* [Work instructions]: Scan the listing below for the word "tissue" and copy every line that has it.

* [Source data]:
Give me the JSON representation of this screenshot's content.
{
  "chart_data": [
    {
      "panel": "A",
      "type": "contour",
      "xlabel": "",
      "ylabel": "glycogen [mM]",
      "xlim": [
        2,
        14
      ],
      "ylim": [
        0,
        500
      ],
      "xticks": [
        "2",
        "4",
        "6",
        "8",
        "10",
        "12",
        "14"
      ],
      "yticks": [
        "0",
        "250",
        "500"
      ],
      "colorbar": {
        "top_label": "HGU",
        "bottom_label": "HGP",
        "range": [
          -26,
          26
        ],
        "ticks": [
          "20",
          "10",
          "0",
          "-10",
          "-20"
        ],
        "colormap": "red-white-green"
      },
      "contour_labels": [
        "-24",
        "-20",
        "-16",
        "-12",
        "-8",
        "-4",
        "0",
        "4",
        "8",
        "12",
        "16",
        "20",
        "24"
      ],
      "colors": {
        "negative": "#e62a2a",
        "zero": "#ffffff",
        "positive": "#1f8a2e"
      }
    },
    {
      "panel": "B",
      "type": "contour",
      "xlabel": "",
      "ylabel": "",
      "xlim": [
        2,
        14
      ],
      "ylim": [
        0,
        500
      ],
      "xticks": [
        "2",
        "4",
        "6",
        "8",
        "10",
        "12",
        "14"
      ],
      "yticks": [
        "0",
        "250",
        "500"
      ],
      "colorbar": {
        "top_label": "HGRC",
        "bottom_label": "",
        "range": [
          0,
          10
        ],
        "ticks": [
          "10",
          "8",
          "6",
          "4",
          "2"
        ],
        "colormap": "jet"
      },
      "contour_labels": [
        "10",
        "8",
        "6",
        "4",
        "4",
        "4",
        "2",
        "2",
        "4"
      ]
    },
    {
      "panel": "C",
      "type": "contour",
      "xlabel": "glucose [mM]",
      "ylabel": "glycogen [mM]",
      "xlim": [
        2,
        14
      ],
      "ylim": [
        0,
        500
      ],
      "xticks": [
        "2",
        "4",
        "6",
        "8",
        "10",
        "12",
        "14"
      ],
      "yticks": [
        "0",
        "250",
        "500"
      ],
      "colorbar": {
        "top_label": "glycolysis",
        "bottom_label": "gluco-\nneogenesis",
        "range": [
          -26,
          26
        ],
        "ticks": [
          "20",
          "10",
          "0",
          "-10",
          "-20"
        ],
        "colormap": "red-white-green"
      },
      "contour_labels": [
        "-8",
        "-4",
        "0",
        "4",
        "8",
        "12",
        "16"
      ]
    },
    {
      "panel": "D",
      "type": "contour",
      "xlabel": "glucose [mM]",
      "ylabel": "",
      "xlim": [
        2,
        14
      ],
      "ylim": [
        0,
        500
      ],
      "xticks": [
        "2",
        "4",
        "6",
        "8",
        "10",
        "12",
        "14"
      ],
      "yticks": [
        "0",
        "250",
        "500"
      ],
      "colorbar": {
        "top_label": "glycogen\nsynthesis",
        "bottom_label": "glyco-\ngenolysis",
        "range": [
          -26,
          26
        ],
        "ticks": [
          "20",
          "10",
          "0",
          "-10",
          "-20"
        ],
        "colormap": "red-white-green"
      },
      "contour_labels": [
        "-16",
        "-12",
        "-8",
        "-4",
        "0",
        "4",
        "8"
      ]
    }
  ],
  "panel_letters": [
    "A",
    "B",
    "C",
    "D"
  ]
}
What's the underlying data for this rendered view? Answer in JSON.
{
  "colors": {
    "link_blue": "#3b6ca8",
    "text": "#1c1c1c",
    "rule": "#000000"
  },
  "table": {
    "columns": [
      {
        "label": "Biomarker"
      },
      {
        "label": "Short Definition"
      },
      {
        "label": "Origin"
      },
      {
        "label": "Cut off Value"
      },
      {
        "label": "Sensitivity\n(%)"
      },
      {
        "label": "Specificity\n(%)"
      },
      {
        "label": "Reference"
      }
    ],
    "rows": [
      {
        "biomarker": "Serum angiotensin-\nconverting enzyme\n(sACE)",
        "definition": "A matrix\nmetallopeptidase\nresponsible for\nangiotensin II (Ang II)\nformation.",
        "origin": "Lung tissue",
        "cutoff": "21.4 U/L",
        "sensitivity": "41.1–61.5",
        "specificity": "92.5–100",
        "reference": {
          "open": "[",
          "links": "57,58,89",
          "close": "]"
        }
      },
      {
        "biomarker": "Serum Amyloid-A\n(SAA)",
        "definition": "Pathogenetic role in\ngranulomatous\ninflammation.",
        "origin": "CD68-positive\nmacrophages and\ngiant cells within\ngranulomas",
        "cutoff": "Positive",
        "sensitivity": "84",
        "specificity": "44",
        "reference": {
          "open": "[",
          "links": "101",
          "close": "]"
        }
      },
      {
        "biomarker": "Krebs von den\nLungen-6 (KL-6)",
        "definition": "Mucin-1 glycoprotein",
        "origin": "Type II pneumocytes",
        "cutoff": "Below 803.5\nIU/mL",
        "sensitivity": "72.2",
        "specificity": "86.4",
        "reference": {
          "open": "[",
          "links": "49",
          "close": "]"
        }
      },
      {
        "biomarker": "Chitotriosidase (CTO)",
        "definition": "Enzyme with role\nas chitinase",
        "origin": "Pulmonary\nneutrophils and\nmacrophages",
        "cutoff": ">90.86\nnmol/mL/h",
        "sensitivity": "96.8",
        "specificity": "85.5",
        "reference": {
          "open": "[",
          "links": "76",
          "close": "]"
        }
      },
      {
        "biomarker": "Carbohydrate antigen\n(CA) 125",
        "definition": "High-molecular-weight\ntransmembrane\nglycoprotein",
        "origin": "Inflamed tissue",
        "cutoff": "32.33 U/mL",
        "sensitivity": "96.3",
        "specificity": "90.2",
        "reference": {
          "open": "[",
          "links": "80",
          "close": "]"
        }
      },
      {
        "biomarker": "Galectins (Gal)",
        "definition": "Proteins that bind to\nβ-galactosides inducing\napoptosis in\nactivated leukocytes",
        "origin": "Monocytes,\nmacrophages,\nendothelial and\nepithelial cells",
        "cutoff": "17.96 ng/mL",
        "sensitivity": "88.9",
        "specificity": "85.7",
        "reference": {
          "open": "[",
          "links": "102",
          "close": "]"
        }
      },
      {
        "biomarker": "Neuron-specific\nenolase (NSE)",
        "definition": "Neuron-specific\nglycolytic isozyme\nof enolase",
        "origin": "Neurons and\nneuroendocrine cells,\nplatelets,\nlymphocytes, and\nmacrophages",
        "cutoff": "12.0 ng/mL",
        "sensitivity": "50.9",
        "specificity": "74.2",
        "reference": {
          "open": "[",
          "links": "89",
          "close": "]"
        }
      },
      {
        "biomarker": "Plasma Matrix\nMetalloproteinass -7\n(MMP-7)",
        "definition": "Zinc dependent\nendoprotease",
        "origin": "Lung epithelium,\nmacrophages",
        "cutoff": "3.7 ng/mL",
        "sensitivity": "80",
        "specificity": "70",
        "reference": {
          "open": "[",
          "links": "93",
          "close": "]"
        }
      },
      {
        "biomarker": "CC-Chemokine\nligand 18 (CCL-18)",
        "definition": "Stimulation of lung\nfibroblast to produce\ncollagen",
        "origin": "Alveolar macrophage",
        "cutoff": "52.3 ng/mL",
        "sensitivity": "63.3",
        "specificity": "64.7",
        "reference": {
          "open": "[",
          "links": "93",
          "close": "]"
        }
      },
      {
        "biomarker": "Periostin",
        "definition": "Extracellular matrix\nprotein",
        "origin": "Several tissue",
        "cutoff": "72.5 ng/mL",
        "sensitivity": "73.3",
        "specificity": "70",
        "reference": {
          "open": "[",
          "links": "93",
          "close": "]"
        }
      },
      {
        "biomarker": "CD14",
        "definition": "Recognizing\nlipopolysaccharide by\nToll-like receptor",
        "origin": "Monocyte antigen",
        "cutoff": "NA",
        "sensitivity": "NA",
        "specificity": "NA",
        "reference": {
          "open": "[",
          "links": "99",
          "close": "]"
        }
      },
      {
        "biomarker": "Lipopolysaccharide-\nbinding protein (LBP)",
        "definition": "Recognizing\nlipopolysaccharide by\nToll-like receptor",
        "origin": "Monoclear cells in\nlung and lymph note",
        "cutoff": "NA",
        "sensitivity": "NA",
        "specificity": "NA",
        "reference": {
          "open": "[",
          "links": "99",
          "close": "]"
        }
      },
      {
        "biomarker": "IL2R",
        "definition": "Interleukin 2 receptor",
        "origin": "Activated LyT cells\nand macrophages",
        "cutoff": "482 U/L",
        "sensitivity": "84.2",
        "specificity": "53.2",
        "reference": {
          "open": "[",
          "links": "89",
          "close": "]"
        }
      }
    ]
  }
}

* [Reply to the exercise]:
        "origin": "Lung tissue",
        "origin": "Inflamed tissue",
        "origin": "Several tissue",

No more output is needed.